## To be done
How many lines in the listing below include the word "bancs"? Answer with the number and nothing else.
BEGIN Records shown
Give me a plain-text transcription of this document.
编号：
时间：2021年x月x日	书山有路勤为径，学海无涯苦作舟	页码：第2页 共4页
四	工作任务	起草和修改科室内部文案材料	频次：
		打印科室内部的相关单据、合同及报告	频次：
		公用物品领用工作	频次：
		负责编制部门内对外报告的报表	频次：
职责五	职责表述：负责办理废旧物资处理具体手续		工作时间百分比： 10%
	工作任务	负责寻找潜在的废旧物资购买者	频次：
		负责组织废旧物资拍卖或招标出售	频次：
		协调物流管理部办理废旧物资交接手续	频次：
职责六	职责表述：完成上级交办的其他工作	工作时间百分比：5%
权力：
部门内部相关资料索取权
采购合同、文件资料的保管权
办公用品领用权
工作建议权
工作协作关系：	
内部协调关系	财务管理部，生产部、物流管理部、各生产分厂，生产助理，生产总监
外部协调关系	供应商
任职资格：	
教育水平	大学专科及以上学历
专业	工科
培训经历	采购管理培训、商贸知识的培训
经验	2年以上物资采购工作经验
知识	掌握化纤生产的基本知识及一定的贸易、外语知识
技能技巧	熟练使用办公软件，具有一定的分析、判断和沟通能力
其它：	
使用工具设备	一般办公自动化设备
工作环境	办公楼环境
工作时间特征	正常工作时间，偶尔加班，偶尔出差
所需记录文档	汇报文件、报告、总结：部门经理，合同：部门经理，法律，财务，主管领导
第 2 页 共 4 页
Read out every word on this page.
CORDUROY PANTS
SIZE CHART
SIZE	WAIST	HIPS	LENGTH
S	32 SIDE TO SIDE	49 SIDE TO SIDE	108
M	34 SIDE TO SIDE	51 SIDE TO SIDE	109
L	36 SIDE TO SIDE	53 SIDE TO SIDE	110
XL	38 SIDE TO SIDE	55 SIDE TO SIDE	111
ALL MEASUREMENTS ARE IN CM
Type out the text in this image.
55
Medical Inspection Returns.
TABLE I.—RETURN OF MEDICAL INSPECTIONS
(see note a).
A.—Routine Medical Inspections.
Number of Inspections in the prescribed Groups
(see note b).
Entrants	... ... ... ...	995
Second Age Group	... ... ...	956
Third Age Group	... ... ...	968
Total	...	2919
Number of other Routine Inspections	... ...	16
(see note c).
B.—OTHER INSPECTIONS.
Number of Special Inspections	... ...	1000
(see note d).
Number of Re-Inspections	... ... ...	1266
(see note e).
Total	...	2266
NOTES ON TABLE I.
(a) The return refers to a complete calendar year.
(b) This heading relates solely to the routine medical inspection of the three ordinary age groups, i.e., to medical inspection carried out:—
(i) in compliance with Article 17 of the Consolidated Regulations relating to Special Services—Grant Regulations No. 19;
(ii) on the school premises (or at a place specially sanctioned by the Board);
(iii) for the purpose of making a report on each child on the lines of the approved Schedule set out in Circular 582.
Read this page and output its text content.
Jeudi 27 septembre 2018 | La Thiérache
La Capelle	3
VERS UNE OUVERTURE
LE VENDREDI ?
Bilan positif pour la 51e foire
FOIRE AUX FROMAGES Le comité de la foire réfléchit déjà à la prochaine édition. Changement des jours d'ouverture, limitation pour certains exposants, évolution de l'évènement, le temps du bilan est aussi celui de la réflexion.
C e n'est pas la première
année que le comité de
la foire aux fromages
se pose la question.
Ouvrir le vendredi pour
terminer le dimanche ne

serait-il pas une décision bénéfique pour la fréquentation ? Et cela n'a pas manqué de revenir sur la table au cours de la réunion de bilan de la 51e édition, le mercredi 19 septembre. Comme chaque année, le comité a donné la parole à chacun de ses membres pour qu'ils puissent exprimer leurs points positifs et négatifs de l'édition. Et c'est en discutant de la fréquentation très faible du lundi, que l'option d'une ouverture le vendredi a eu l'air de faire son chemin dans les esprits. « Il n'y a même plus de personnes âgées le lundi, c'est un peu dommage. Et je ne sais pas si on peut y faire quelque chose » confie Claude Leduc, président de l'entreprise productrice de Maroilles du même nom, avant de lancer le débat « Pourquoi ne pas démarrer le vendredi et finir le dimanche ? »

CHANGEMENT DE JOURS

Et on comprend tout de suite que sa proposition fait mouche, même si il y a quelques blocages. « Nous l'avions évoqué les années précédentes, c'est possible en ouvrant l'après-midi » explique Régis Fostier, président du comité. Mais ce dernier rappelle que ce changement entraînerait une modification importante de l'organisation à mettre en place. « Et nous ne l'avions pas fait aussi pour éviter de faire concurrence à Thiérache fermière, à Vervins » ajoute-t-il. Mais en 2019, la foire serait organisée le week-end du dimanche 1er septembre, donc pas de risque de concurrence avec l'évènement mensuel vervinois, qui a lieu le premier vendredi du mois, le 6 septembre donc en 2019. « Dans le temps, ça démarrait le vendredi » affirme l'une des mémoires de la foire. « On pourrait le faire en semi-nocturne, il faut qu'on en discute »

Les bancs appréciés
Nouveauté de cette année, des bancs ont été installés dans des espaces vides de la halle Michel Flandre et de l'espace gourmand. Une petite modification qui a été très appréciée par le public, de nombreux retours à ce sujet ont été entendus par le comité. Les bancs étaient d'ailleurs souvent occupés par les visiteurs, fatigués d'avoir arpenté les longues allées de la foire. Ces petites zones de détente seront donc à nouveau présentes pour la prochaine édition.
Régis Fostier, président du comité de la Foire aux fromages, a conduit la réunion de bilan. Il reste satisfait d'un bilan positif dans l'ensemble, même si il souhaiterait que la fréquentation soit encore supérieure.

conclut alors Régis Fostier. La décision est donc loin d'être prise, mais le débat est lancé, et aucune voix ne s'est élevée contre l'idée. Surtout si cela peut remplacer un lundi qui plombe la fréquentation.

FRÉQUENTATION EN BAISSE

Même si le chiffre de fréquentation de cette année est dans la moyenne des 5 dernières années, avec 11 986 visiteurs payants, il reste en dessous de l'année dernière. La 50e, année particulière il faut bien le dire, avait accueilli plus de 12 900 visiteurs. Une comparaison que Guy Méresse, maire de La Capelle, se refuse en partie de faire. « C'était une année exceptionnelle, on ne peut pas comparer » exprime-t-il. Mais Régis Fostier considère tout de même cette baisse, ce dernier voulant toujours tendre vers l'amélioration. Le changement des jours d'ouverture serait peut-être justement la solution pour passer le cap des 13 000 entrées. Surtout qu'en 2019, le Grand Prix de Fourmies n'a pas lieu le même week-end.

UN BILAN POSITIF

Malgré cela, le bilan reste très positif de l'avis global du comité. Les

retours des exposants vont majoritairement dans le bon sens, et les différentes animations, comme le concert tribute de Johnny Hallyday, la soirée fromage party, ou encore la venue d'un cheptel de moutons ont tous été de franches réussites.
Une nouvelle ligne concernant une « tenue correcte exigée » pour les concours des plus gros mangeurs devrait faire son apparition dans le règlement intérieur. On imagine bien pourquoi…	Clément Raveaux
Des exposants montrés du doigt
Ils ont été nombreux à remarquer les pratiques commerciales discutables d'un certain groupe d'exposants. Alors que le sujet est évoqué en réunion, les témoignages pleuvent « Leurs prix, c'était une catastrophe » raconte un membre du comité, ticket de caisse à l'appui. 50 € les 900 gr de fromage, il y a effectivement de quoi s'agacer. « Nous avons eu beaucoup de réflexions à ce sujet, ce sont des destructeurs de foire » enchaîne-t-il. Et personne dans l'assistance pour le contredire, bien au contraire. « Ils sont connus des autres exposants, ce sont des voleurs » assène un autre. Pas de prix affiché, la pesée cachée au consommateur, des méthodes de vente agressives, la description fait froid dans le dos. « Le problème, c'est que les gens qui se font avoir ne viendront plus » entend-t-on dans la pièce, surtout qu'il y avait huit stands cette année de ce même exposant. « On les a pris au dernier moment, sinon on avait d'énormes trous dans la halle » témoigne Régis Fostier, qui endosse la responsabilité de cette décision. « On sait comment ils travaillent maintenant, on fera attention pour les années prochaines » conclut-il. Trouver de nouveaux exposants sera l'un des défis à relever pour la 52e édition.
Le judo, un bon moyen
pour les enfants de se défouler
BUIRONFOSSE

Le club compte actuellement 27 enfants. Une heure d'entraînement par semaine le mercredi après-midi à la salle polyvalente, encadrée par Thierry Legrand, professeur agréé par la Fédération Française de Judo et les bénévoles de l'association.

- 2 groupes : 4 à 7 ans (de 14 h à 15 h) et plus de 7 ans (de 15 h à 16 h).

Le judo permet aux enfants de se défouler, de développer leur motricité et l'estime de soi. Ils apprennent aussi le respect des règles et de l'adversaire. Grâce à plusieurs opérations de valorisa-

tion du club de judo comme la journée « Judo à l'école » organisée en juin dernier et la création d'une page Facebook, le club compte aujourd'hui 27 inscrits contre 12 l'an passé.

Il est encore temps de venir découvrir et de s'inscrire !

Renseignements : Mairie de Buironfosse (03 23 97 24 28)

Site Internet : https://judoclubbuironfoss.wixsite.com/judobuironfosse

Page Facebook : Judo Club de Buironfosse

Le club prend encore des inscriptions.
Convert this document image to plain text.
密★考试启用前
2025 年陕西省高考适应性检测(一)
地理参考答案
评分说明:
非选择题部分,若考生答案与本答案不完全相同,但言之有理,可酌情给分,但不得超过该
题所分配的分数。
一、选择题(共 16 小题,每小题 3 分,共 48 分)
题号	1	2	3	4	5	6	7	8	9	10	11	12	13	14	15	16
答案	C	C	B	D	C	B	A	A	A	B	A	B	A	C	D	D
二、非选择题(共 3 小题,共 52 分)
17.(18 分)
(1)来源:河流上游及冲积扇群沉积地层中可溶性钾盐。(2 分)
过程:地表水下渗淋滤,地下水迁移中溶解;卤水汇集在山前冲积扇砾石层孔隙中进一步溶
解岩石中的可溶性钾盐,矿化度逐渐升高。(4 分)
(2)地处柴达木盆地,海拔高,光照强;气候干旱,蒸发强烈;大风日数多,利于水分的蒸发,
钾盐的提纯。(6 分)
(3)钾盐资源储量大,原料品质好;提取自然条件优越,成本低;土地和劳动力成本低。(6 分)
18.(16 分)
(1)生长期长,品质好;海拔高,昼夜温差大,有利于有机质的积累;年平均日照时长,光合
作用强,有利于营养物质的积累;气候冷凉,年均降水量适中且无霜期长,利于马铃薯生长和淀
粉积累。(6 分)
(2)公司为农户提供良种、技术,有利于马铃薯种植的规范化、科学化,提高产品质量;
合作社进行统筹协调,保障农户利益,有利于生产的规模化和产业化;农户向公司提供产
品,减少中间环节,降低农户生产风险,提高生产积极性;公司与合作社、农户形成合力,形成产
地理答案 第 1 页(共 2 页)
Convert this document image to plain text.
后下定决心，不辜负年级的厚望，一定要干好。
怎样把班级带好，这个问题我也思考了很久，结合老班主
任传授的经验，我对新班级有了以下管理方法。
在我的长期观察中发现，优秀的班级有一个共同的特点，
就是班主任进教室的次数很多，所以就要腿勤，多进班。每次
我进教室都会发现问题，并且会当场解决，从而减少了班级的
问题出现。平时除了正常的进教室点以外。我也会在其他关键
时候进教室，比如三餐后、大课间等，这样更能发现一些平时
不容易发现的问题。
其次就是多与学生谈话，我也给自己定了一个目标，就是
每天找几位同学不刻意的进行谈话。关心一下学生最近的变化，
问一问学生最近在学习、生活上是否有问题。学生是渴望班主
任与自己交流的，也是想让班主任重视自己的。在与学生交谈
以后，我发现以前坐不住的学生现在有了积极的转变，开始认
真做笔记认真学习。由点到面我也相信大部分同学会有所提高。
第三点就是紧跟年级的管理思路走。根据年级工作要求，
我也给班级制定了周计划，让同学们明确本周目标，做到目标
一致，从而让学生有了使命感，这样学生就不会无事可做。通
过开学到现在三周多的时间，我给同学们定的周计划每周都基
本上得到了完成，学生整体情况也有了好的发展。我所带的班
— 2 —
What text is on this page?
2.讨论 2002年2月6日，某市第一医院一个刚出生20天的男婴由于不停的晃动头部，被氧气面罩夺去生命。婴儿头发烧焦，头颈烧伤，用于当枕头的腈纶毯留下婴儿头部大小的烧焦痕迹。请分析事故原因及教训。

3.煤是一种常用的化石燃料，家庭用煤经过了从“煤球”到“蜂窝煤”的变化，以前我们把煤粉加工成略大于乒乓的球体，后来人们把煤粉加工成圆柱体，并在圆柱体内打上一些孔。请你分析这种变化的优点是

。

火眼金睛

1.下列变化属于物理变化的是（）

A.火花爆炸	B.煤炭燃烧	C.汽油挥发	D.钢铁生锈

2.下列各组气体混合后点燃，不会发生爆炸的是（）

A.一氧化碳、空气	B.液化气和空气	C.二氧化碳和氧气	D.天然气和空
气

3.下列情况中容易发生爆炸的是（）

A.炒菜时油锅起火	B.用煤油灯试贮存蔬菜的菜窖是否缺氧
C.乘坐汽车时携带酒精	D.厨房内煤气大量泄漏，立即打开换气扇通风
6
END Records shown
## Result
2